--- Data provided ---
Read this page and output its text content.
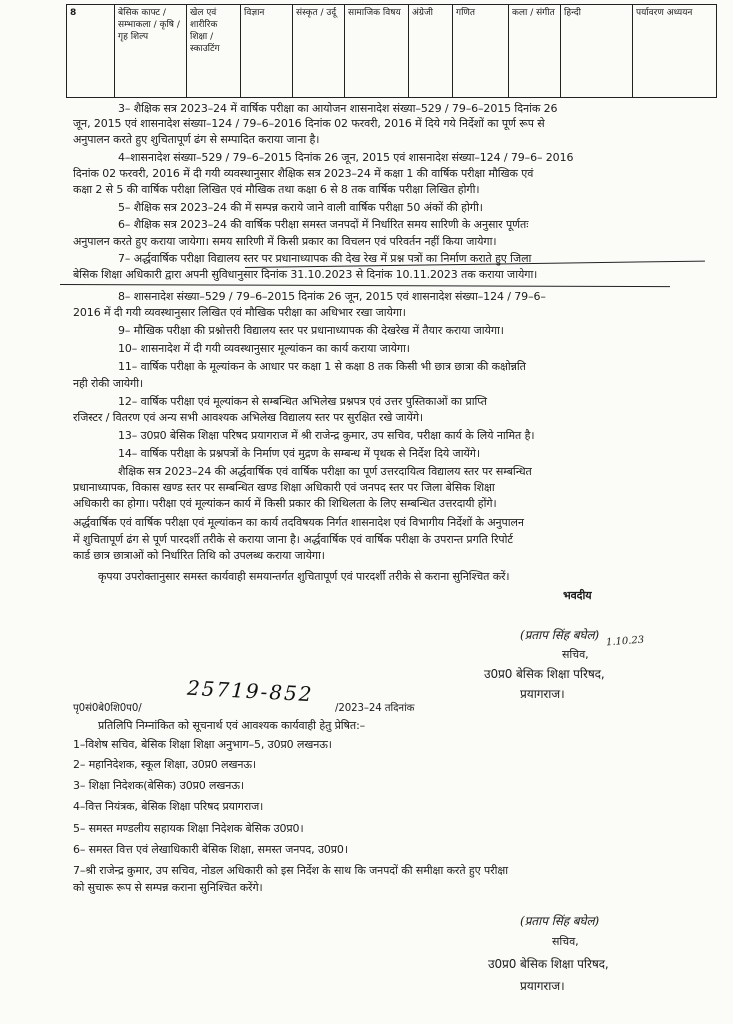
8	बेसिक काफ्ट / सम्भाकला / कृषि / गृह शिल्प	खेल एवं शारीरिक शिक्षा / स्काउटिंग	विज्ञान	संस्कृत / उर्दू	सामाजिक विषय	अंग्रेजी	गणित	कला / संगीत	हिन्दी	पर्यावरण अध्ययन
3– शैक्षिक सत्र 2023–24 में वार्षिक परीक्षा का आयोजन शासनादेश संख्या–529 / 79–6–2015 दिनांक 26
जून, 2015 एवं शासनादेश संख्या–124 / 79–6–2016 दिनांक 02 फरवरी, 2016 में दिये गये निर्देशों का पूर्ण रूप से
अनुपालन करते हुए शुचितापूर्ण ढंग से सम्पादित कराया जाना है।
4–शासनादेश संख्या–529 / 79–6–2015 दिनांक 26 जून, 2015 एवं शासनादेश संख्या–124 / 79–6– 2016
दिनांक 02 फरवरी, 2016 में दी गयी व्यवस्थानुसार शैक्षिक सत्र 2023–24 में कक्षा 1 की वार्षिक परीक्षा मौखिक एवं
कक्षा 2 से 5 की वार्षिक परीक्षा लिखित एवं मौखिक तथा कक्षा 6 से 8 तक वार्षिक परीक्षा लिखित होगी।
5– शैक्षिक सत्र 2023–24 की में सम्पन्न कराये जाने वाली वार्षिक परीक्षा 50 अंकों की होगी।
6– शैक्षिक सत्र 2023–24 की वार्षिक परीक्षा समस्त जनपदों में निर्धारित समय सारिणी के अनुसार पूर्णतः
अनुपालन करते हुए कराया जायेगा। समय सारिणी में किसी प्रकार का विचलन एवं परिवर्तन नहीं किया जायेगा।
7– अर्द्धवार्षिक परीक्षा विद्यालय स्तर पर प्रधानाध्यापक की देख रेख में प्रश्न पत्रों का निर्माण कराते हुए जिला
बेसिक शिक्षा अधिकारी द्वारा अपनी सुविधानुसार दिनांक 31.10.2023 से दिनांक 10.11.2023 तक कराया जायेगा।
8– शासनादेश संख्या–529 / 79–6–2015 दिनांक 26 जून, 2015 एवं शासनादेश संख्या–124 / 79–6–
2016 में दी गयी व्यवस्थानुसार लिखित एवं मौखिक परीक्षा का अधिभार रखा जायेगा।
9– मौखिक परीक्षा की प्रश्नोत्तरी विद्यालय स्तर पर प्रधानाध्यापक की देखरेख में तैयार कराया जायेगा।
10– शासनादेश में दी गयी व्यवस्थानुसार मूल्यांकन का कार्य कराया जायेगा।
11– वार्षिक परीक्षा के मूल्यांकन के आधार पर कक्षा 1 से कक्षा 8 तक किसी भी छात्र छात्रा की कक्षोन्नति
नही रोकी जायेगी।
12– वार्षिक परीक्षा एवं मूल्यांकन से सम्बन्धित अभिलेख प्रश्नपत्र एवं उत्तर पुस्तिकाओं का प्राप्ति
रजिस्टर / वितरण एवं अन्य सभी आवश्यक अभिलेख विद्यालय स्तर पर सुरक्षित रखे जायेंगे।
13– उ0प्र0 बेसिक शिक्षा परिषद प्रयागराज में श्री राजेन्द्र कुमार, उप सचिव, परीक्षा कार्य के लिये नामित है।
14– वार्षिक परीक्षा के प्रश्नपत्रों के निर्माण एवं मुद्रण के सम्बन्ध में पृथक से निर्देश दिये जायेंगे।
शैक्षिक सत्र 2023–24 की अर्द्धवार्षिक एवं वार्षिक परीक्षा का पूर्ण उत्तरदायित्व विद्यालय स्तर पर सम्बन्धित
प्रधानाध्यापक, विकास खण्ड स्तर पर सम्बन्धित खण्ड शिक्षा अधिकारी एवं जनपद स्तर पर जिला बेसिक शिक्षा
अधिकारी का होगा। परीक्षा एवं मूल्यांकन कार्य में किसी प्रकार की शिथिलता के लिए सम्बन्धित उत्तरदायी होंगे।
अर्द्धवार्षिक एवं वार्षिक परीक्षा एवं मूल्यांकन का कार्य तदविषयक निर्गत शासनादेश एवं विभागीय निर्देशों के अनुपालन
में शुचितापूर्ण ढंग से पूर्ण पारदर्शी तरीके से कराया जाना है। अर्द्धवार्षिक एवं वार्षिक परीक्षा के उपरान्त प्रगति रिपोर्ट
कार्ड छात्र छात्राओं को निर्धारित तिथि को उपलब्ध कराया जायेगा।
कृपया उपरोक्तानुसार समस्त कार्यवाही समयान्तर्गत शुचितापूर्ण एवं पारदर्शी तरीके से कराना सुनिश्चित करें।
भवदीय
(प्रताप सिंह बघेल) 1.10.23
सचिव,
उ0प्र0 बेसिक शिक्षा परिषद,
प्रयागराज।
पृ0सं0बे0शि0प0/
25719-852
/2023–24 तदिनांक
प्रतिलिपि निम्नांकित को सूचनार्थ एवं आवश्यक कार्यवाही हेतु प्रेषित:–
1–विशेष सचिव, बेसिक शिक्षा शिक्षा अनुभाग–5, उ0प्र0 लखनऊ।
2– महानिदेशक, स्कूल शिक्षा, उ0प्र0 लखनऊ।
3– शिक्षा निदेशक(बेसिक) उ0प्र0 लखनऊ।
4–वित्त नियंत्रक, बेसिक शिक्षा परिषद प्रयागराज।
5– समस्त मण्डलीय सहायक शिक्षा निदेशक बेसिक उ0प्र0।
6– समस्त वित्त एवं लेखाधिकारी बेसिक शिक्षा, समस्त जनपद, उ0प्र0।
7–श्री राजेन्द्र कुमार, उप सचिव, नोडल अधिकारी को इस निर्देश के साथ कि जनपदों की समीक्षा करते हुए परीक्षा
को सुचारू रूप से सम्पन्न कराना सुनिश्चित करेंगे।
(प्रताप सिंह बघेल)
सचिव,
उ0प्र0 बेसिक शिक्षा परिषद,
प्रयागराज।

--- Goal of the exercise ---
Quote every record above exactly, leaving out any pictures.

--- Complete response ---
Read this page and output its text content.
8	बेसिक काफ्ट / सम्भाकला / कृषि / गृह शिल्प	खेल एवं शारीरिक शिक्षा / स्काउटिंग	विज्ञान	संस्कृत / उर्दू	सामाजिक विषय	अंग्रेजी	गणित	कला / संगीत	हिन्दी	पर्यावरण अध्ययन
3– शैक्षिक सत्र 2023–24 में वार्षिक परीक्षा का आयोजन शासनादेश संख्या–529 / 79–6–2015 दिनांक 26
जून, 2015 एवं शासनादेश संख्या–124 / 79–6–2016 दिनांक 02 फरवरी, 2016 में दिये गये निर्देशों का पूर्ण रूप से
अनुपालन करते हुए शुचितापूर्ण ढंग से सम्पादित कराया जाना है।
4–शासनादेश संख्या–529 / 79–6–2015 दिनांक 26 जून, 2015 एवं शासनादेश संख्या–124 / 79–6– 2016
दिनांक 02 फरवरी, 2016 में दी गयी व्यवस्थानुसार शैक्षिक सत्र 2023–24 में कक्षा 1 की वार्षिक परीक्षा मौखिक एवं
कक्षा 2 से 5 की वार्षिक परीक्षा लिखित एवं मौखिक तथा कक्षा 6 से 8 तक वार्षिक परीक्षा लिखित होगी।
5– शैक्षिक सत्र 2023–24 की में सम्पन्न कराये जाने वाली वार्षिक परीक्षा 50 अंकों की होगी।
6– शैक्षिक सत्र 2023–24 की वार्षिक परीक्षा समस्त जनपदों में निर्धारित समय सारिणी के अनुसार पूर्णतः
अनुपालन करते हुए कराया जायेगा। समय सारिणी में किसी प्रकार का विचलन एवं परिवर्तन नहीं किया जायेगा।
7– अर्द्धवार्षिक परीक्षा विद्यालय स्तर पर प्रधानाध्यापक की देख रेख में प्रश्न पत्रों का निर्माण कराते हुए जिला
बेसिक शिक्षा अधिकारी द्वारा अपनी सुविधानुसार दिनांक 31.10.2023 से दिनांक 10.11.2023 तक कराया जायेगा।
8– शासनादेश संख्या–529 / 79–6–2015 दिनांक 26 जून, 2015 एवं शासनादेश संख्या–124 / 79–6–
2016 में दी गयी व्यवस्थानुसार लिखित एवं मौखिक परीक्षा का अधिभार रखा जायेगा।
9– मौखिक परीक्षा की प्रश्नोत्तरी विद्यालय स्तर पर प्रधानाध्यापक की देखरेख में तैयार कराया जायेगा।
10– शासनादेश में दी गयी व्यवस्थानुसार मूल्यांकन का कार्य कराया जायेगा।
11– वार्षिक परीक्षा के मूल्यांकन के आधार पर कक्षा 1 से कक्षा 8 तक किसी भी छात्र छात्रा की कक्षोन्नति
नही रोकी जायेगी।
12– वार्षिक परीक्षा एवं मूल्यांकन से सम्बन्धित अभिलेख प्रश्नपत्र एवं उत्तर पुस्तिकाओं का प्राप्ति
रजिस्टर / वितरण एवं अन्य सभी आवश्यक अभिलेख विद्यालय स्तर पर सुरक्षित रखे जायेंगे।
13– उ0प्र0 बेसिक शिक्षा परिषद प्रयागराज में श्री राजेन्द्र कुमार, उप सचिव, परीक्षा कार्य के लिये नामित है।
14– वार्षिक परीक्षा के प्रश्नपत्रों के निर्माण एवं मुद्रण के सम्बन्ध में पृथक से निर्देश दिये जायेंगे।
शैक्षिक सत्र 2023–24 की अर्द्धवार्षिक एवं वार्षिक परीक्षा का पूर्ण उत्तरदायित्व विद्यालय स्तर पर सम्बन्धित
प्रधानाध्यापक, विकास खण्ड स्तर पर सम्बन्धित खण्ड शिक्षा अधिकारी एवं जनपद स्तर पर जिला बेसिक शिक्षा
अधिकारी का होगा। परीक्षा एवं मूल्यांकन कार्य में किसी प्रकार की शिथिलता के लिए सम्बन्धित उत्तरदायी होंगे।
अर्द्धवार्षिक एवं वार्षिक परीक्षा एवं मूल्यांकन का कार्य तदविषयक निर्गत शासनादेश एवं विभागीय निर्देशों के अनुपालन
में शुचितापूर्ण ढंग से पूर्ण पारदर्शी तरीके से कराया जाना है। अर्द्धवार्षिक एवं वार्षिक परीक्षा के उपरान्त प्रगति रिपोर्ट
कार्ड छात्र छात्राओं को निर्धारित तिथि को उपलब्ध कराया जायेगा।
कृपया उपरोक्तानुसार समस्त कार्यवाही समयान्तर्गत शुचितापूर्ण एवं पारदर्शी तरीके से कराना सुनिश्चित करें।
भवदीय
(प्रताप सिंह बघेल) 1.10.23
सचिव,
उ0प्र0 बेसिक शिक्षा परिषद,
प्रयागराज।
पृ0सं0बे0शि0प0/
25719-852
/2023–24 तदिनांक
प्रतिलिपि निम्नांकित को सूचनार्थ एवं आवश्यक कार्यवाही हेतु प्रेषित:–
1–विशेष सचिव, बेसिक शिक्षा शिक्षा अनुभाग–5, उ0प्र0 लखनऊ।
2– महानिदेशक, स्कूल शिक्षा, उ0प्र0 लखनऊ।
3– शिक्षा निदेशक(बेसिक) उ0प्र0 लखनऊ।
4–वित्त नियंत्रक, बेसिक शिक्षा परिषद प्रयागराज।
5– समस्त मण्डलीय सहायक शिक्षा निदेशक बेसिक उ0प्र0।
6– समस्त वित्त एवं लेखाधिकारी बेसिक शिक्षा, समस्त जनपद, उ0प्र0।
7–श्री राजेन्द्र कुमार, उप सचिव, नोडल अधिकारी को इस निर्देश के साथ कि जनपदों की समीक्षा करते हुए परीक्षा
को सुचारू रूप से सम्पन्न कराना सुनिश्चित करेंगे।
(प्रताप सिंह बघेल)
सचिव,
उ0प्र0 बेसिक शिक्षा परिषद,
प्रयागराज।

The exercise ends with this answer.